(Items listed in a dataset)
------------------------------------------------

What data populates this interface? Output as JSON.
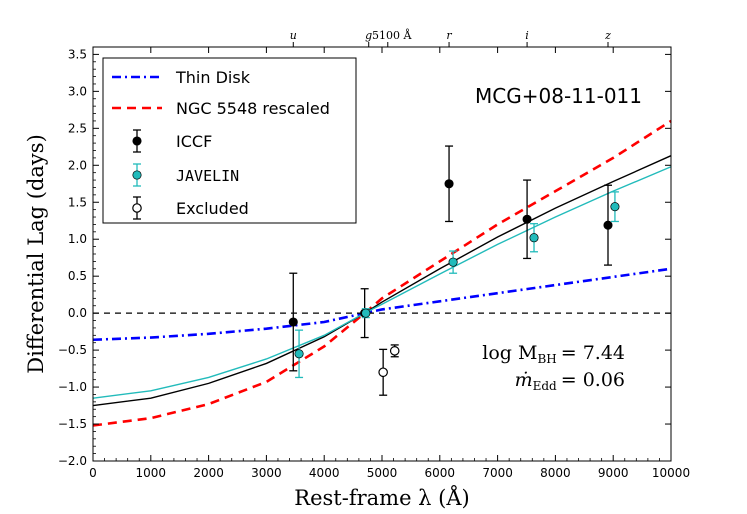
{
  "chart_data": {
    "type": "scatter",
    "title": "",
    "xlabel": "Rest-frame λ (Å)",
    "ylabel": "Differential Lag (days)",
    "xlim": [
      0,
      10000
    ],
    "ylim": [
      -2.0,
      3.6
    ],
    "x_ticks": [
      0,
      1000,
      2000,
      3000,
      4000,
      5000,
      6000,
      7000,
      8000,
      9000,
      10000
    ],
    "x_tick_labels": [
      "0",
      "1000",
      "2000",
      "3000",
      "4000",
      "5000",
      "6000",
      "7000",
      "8000",
      "9000",
      "10000"
    ],
    "y_ticks": [
      -2.0,
      -1.5,
      -1.0,
      -0.5,
      0.0,
      0.5,
      1.0,
      1.5,
      2.0,
      2.5,
      3.0,
      3.5
    ],
    "y_tick_labels": [
      "−2.0",
      "−1.5",
      "−1.0",
      "−0.5",
      "0.0",
      "0.5",
      "1.0",
      "1.5",
      "2.0",
      "2.5",
      "3.0",
      "3.5"
    ],
    "top_bands": [
      {
        "label": "u",
        "x": 3465
      },
      {
        "label": "g",
        "x": 4770
      },
      {
        "label": "5100 Å",
        "x": 5100
      },
      {
        "label": "r",
        "x": 6160
      },
      {
        "label": "i",
        "x": 7510
      },
      {
        "label": "z",
        "x": 8910
      }
    ],
    "object_name": "MCG+08-11-011",
    "params": {
      "mass_label": "log M",
      "mass_sub": "BH",
      "mass_value": "= 7.44",
      "mdot_label": "ṁ",
      "mdot_sub": "Edd",
      "mdot_value": "= 0.06"
    },
    "legend": [
      {
        "label": "Thin Disk",
        "style": "dashdot",
        "color": "#0000ff"
      },
      {
        "label": "NGC 5548 rescaled",
        "style": "dashed",
        "color": "#ff0000"
      },
      {
        "label": "ICCF",
        "style": "marker-filled",
        "color": "#000000"
      },
      {
        "label": "JAVELIN",
        "style": "marker-filled",
        "color": "#22bbbb"
      },
      {
        "label": "Excluded",
        "style": "marker-open",
        "color": "#000000"
      }
    ],
    "series": [
      {
        "name": "ICCF",
        "color": "#000000",
        "x": [
          3465,
          4700,
          6160,
          7510,
          8910
        ],
        "y": [
          -0.12,
          0.0,
          1.75,
          1.27,
          1.19
        ],
        "yerr": [
          0.66,
          0.33,
          0.51,
          0.53,
          0.54
        ]
      },
      {
        "name": "JAVELIN",
        "color": "#22bbbb",
        "x": [
          3565,
          4720,
          6230,
          7630,
          9030
        ],
        "y": [
          -0.55,
          0.0,
          0.69,
          1.02,
          1.44
        ],
        "yerr": [
          0.32,
          0.06,
          0.15,
          0.19,
          0.2
        ]
      },
      {
        "name": "Excluded",
        "color": "#000000",
        "open": true,
        "x": [
          5020,
          5220
        ],
        "y": [
          -0.8,
          -0.51
        ],
        "yerr": [
          0.31,
          0.08
        ]
      },
      {
        "name": "Thin Disk",
        "color": "#0000ff",
        "style": "dashdot",
        "x": [
          0,
          1000,
          2000,
          3000,
          4000,
          4700,
          5000,
          6000,
          7000,
          8000,
          9000,
          10000
        ],
        "y": [
          -0.36,
          -0.33,
          -0.28,
          -0.21,
          -0.12,
          0.0,
          0.05,
          0.16,
          0.27,
          0.38,
          0.49,
          0.6
        ]
      },
      {
        "name": "NGC 5548 rescaled",
        "color": "#ff0000",
        "style": "dashed",
        "x": [
          0,
          1000,
          2000,
          3000,
          4000,
          4700,
          5000,
          6000,
          7000,
          8000,
          9000,
          10000
        ],
        "y": [
          -1.52,
          -1.42,
          -1.23,
          -0.93,
          -0.45,
          0.0,
          0.2,
          0.7,
          1.2,
          1.65,
          2.1,
          2.6
        ]
      },
      {
        "name": "ICCF fit",
        "color": "#000000",
        "style": "solid",
        "x": [
          0,
          1000,
          2000,
          3000,
          4000,
          4700,
          5000,
          6000,
          7000,
          8000,
          9000,
          10000
        ],
        "y": [
          -1.25,
          -1.15,
          -0.95,
          -0.68,
          -0.32,
          0.0,
          0.15,
          0.6,
          1.03,
          1.42,
          1.78,
          2.13
        ]
      },
      {
        "name": "JAVELIN fit",
        "color": "#22bbbb",
        "style": "solid",
        "x": [
          0,
          1000,
          2000,
          3000,
          4000,
          4700,
          5000,
          6000,
          7000,
          8000,
          9000,
          10000
        ],
        "y": [
          -1.15,
          -1.05,
          -0.87,
          -0.62,
          -0.3,
          0.0,
          0.12,
          0.53,
          0.93,
          1.3,
          1.65,
          1.98
        ]
      }
    ]
  }
}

------------------------------------------------

Goal
Reproduce the entries above without change, omitting all pictures.

Output of the exercise
What data populates this interface? Output as JSON.
{
  "chart_data": {
    "type": "scatter",
    "title": "",
    "xlabel": "Rest-frame λ (Å)",
    "ylabel": "Differential Lag (days)",
    "xlim": [
      0,
      10000
    ],
    "ylim": [
      -2.0,
      3.6
    ],
    "x_ticks": [
      0,
      1000,
      2000,
      3000,
      4000,
      5000,
      6000,
      7000,
      8000,
      9000,
      10000
    ],
    "x_tick_labels": [
      "0",
      "1000",
      "2000",
      "3000",
      "4000",
      "5000",
      "6000",
      "7000",
      "8000",
      "9000",
      "10000"
    ],
    "y_ticks": [
      -2.0,
      -1.5,
      -1.0,
      -0.5,
      0.0,
      0.5,
      1.0,
      1.5,
      2.0,
      2.5,
      3.0,
      3.5
    ],
    "y_tick_labels": [
      "−2.0",
      "−1.5",
      "−1.0",
      "−0.5",
      "0.0",
      "0.5",
      "1.0",
      "1.5",
      "2.0",
      "2.5",
      "3.0",
      "3.5"
    ],
    "top_bands": [
      {
        "label": "u",
        "x": 3465
      },
      {
        "label": "g",
        "x": 4770
      },
      {
        "label": "5100 Å",
        "x": 5100
      },
      {
        "label": "r",
        "x": 6160
      },
      {
        "label": "i",
        "x": 7510
      },
      {
        "label": "z",
        "x": 8910
      }
    ],
    "object_name": "MCG+08-11-011",
    "params": {
      "mass_label": "log M",
      "mass_sub": "BH",
      "mass_value": "= 7.44",
      "mdot_label": "ṁ",
      "mdot_sub": "Edd",
      "mdot_value": "= 0.06"
    },
    "legend": [
      {
        "label": "Thin Disk",
        "style": "dashdot",
        "color": "#0000ff"
      },
      {
        "label": "NGC 5548 rescaled",
        "style": "dashed",
        "color": "#ff0000"
      },
      {
        "label": "ICCF",
        "style": "marker-filled",
        "color": "#000000"
      },
      {
        "label": "JAVELIN",
        "style": "marker-filled",
        "color": "#22bbbb"
      },
      {
        "label": "Excluded",
        "style": "marker-open",
        "color": "#000000"
      }
    ],
    "series": [
      {
        "name": "ICCF",
        "color": "#000000",
        "x": [
          3465,
          4700,
          6160,
          7510,
          8910
        ],
        "y": [
          -0.12,
          0.0,
          1.75,
          1.27,
          1.19
        ],
        "yerr": [
          0.66,
          0.33,
          0.51,
          0.53,
          0.54
        ]
      },
      {
        "name": "JAVELIN",
        "color": "#22bbbb",
        "x": [
          3565,
          4720,
          6230,
          7630,
          9030
        ],
        "y": [
          -0.55,
          0.0,
          0.69,
          1.02,
          1.44
        ],
        "yerr": [
          0.32,
          0.06,
          0.15,
          0.19,
          0.2
        ]
      },
      {
        "name": "Excluded",
        "color": "#000000",
        "open": true,
        "x": [
          5020,
          5220
        ],
        "y": [
          -0.8,
          -0.51
        ],
        "yerr": [
          0.31,
          0.08
        ]
      },
      {
        "name": "Thin Disk",
        "color": "#0000ff",
        "style": "dashdot",
        "x": [
          0,
          1000,
          2000,
          3000,
          4000,
          4700,
          5000,
          6000,
          7000,
          8000,
          9000,
          10000
        ],
        "y": [
          -0.36,
          -0.33,
          -0.28,
          -0.21,
          -0.12,
          0.0,
          0.05,
          0.16,
          0.27,
          0.38,
          0.49,
          0.6
        ]
      },
      {
        "name": "NGC 5548 rescaled",
        "color": "#ff0000",
        "style": "dashed",
        "x": [
          0,
          1000,
          2000,
          3000,
          4000,
          4700,
          5000,
          6000,
          7000,
          8000,
          9000,
          10000
        ],
        "y": [
          -1.52,
          -1.42,
          -1.23,
          -0.93,
          -0.45,
          0.0,
          0.2,
          0.7,
          1.2,
          1.65,
          2.1,
          2.6
        ]
      },
      {
        "name": "ICCF fit",
        "color": "#000000",
        "style": "solid",
        "x": [
          0,
          1000,
          2000,
          3000,
          4000,
          4700,
          5000,
          6000,
          7000,
          8000,
          9000,
          10000
        ],
        "y": [
          -1.25,
          -1.15,
          -0.95,
          -0.68,
          -0.32,
          0.0,
          0.15,
          0.6,
          1.03,
          1.42,
          1.78,
          2.13
        ]
      },
      {
        "name": "JAVELIN fit",
        "color": "#22bbbb",
        "style": "solid",
        "x": [
          0,
          1000,
          2000,
          3000,
          4000,
          4700,
          5000,
          6000,
          7000,
          8000,
          9000,
          10000
        ],
        "y": [
          -1.15,
          -1.05,
          -0.87,
          -0.62,
          -0.3,
          0.0,
          0.12,
          0.53,
          0.93,
          1.3,
          1.65,
          1.98
        ]
      }
    ]
  }
}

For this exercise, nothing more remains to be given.